Übungstext ->
Brandan ist ein introvertierter Einzelgänger aus Überzeugung. Zu seinen einzigen Wegbegleitern an seiner Highschool zählen Computernerd Brain und bis zu ihrer Trennung auch seine Freundin Emily.

Obwohl sie bereits seit geraumer Zeit getrennte Wege gehen, bemerkt Brandan, dass Emily in irgendetwas hineingeschlittert sein muss. Ihr verstörter Anruf bestätigt seinen Verdacht und als er sie schließlich tot in einem Abflusskanal vorfindet, setzt er alles auf eine Karte um herauszufinden, wer dies seiner großen Liebe angetan hat.

Vier scheinbar unzusammenhängende Worte, die Emily in ihrem verzweifelten Anruf stammelte, bringen Brandan auf eine gefährliche Spur. „Brick“, „Tug“, Poor Frisco“ und „Pin“. Was haben diese Dinge zu bedeuten? Mit der Hilfe seines Freundes Brain kommt Brandan dem dunklen Geheimnis auf die Spur und dringt dabei tief in die hiesige Unterwelt ein.

Brick ist nicht nur einfach eine Detektivstory an einem ungewöhnlichen Schauplatz.

Bereitgestellte Liste ->
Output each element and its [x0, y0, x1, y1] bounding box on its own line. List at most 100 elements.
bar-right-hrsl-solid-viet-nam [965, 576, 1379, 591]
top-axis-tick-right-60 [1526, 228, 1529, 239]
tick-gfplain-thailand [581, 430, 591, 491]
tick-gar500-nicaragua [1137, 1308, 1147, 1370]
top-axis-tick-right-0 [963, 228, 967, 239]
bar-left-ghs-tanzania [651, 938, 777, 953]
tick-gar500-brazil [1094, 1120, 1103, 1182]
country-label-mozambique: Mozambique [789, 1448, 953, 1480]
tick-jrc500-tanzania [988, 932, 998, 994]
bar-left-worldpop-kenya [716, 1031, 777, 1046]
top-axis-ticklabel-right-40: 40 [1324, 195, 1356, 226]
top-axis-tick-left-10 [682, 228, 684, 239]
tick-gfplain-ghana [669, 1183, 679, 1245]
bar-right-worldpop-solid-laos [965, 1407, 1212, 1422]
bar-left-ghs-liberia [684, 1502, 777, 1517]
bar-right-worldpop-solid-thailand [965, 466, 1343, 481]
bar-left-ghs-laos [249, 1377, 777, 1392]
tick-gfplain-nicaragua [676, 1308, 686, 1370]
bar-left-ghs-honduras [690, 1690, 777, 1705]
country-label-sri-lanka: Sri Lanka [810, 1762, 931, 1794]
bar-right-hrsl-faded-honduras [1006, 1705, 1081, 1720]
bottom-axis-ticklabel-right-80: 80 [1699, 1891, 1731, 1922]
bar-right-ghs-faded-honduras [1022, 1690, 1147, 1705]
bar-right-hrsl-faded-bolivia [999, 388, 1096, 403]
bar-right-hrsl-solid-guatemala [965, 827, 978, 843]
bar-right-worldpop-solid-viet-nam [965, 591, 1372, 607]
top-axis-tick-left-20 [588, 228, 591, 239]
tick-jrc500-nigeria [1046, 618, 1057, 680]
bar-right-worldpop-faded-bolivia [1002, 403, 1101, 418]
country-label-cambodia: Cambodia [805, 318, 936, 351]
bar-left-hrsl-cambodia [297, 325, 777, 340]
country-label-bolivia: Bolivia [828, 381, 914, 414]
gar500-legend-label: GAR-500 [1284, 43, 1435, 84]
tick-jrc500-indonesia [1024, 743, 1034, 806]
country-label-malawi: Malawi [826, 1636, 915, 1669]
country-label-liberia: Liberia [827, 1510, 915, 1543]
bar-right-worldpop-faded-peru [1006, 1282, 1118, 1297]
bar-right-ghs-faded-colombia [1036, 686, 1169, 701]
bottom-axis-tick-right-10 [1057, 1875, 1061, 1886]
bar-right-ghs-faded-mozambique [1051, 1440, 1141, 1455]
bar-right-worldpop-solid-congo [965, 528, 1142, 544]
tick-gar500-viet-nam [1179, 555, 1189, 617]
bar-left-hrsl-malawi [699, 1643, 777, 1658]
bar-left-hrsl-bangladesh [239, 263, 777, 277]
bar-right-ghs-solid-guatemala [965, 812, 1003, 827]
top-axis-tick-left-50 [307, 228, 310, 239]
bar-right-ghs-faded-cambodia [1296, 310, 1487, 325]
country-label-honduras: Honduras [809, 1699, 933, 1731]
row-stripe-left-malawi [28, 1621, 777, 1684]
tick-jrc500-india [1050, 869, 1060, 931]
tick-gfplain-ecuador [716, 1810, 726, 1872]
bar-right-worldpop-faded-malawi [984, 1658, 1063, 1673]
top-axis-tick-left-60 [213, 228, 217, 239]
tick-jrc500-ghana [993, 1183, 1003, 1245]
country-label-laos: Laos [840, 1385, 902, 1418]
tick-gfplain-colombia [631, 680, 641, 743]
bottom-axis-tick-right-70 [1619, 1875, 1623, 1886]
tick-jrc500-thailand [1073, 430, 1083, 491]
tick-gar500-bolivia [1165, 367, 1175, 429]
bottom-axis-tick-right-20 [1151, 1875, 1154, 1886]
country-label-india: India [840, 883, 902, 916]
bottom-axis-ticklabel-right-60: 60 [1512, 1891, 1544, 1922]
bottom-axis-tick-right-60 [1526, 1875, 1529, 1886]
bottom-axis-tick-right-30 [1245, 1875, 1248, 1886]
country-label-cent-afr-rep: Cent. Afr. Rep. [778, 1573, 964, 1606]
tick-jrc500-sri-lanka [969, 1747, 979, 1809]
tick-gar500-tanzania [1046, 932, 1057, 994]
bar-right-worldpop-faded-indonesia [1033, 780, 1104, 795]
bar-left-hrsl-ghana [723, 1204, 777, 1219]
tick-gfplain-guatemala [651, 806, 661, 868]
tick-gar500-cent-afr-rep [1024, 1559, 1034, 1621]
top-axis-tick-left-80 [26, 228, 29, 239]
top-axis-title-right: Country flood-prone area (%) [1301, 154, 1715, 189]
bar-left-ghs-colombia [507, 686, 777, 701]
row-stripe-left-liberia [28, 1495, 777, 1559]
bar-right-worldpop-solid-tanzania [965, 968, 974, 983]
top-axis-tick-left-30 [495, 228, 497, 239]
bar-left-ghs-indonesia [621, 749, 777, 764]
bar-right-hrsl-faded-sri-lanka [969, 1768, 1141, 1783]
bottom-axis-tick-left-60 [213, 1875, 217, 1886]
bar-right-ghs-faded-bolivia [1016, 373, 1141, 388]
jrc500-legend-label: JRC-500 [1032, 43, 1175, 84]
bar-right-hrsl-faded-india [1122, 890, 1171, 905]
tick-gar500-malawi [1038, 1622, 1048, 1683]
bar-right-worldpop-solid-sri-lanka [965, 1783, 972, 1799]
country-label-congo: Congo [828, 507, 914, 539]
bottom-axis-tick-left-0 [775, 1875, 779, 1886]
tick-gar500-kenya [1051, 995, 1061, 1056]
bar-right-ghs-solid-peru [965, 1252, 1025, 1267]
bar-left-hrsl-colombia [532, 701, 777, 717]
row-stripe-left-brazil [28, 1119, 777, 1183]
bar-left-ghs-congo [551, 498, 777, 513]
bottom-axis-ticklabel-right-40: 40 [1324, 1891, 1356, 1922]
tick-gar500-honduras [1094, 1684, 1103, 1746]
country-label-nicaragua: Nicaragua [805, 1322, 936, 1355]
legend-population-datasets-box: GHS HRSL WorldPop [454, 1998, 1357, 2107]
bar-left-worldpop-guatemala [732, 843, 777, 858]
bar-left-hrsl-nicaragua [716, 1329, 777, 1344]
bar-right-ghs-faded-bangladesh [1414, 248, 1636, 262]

Aufgabendetails -> Schreiben Sie den Übungstext zu „Brick“ vollständig und wortgetreu ab. Die Liste stammt aus einer anderen Quelle als der Übungstext.

Antwortfeld ->
Brandan ist ein introvertierter Einzelgänger aus Überzeugung. Zu seinen einzigen Wegbegleitern an seiner Highschool zählen Computernerd Brain und bis zu ihrer Trennung auch seine Freundin Emily.

Obwohl sie bereits seit geraumer Zeit getrennte Wege gehen, bemerkt Brandan, dass Emily in irgendetwas hineingeschlittert sein muss. Ihr verstörter Anruf bestätigt seinen Verdacht und als er sie schließlich tot in einem Abflusskanal vorfindet, setzt er alles auf eine Karte um herauszufinden, wer dies seiner großen Liebe angetan hat.

Vier scheinbar unzusammenhängende Worte, die Emily in ihrem verzweifelten Anruf stammelte, bringen Brandan auf eine gefährliche Spur. „Brick“, „Tug“, Poor Frisco“ und „Pin“. Was haben diese Dinge zu bedeuten? Mit der Hilfe seines Freundes Brain kommt Brandan dem dunklen Geheimnis auf die Spur und dringt dabei tief in die hiesige Unterwelt ein.

Brick ist nicht nur einfach eine Detektivstory an einem ungewöhnlichen Schauplatz.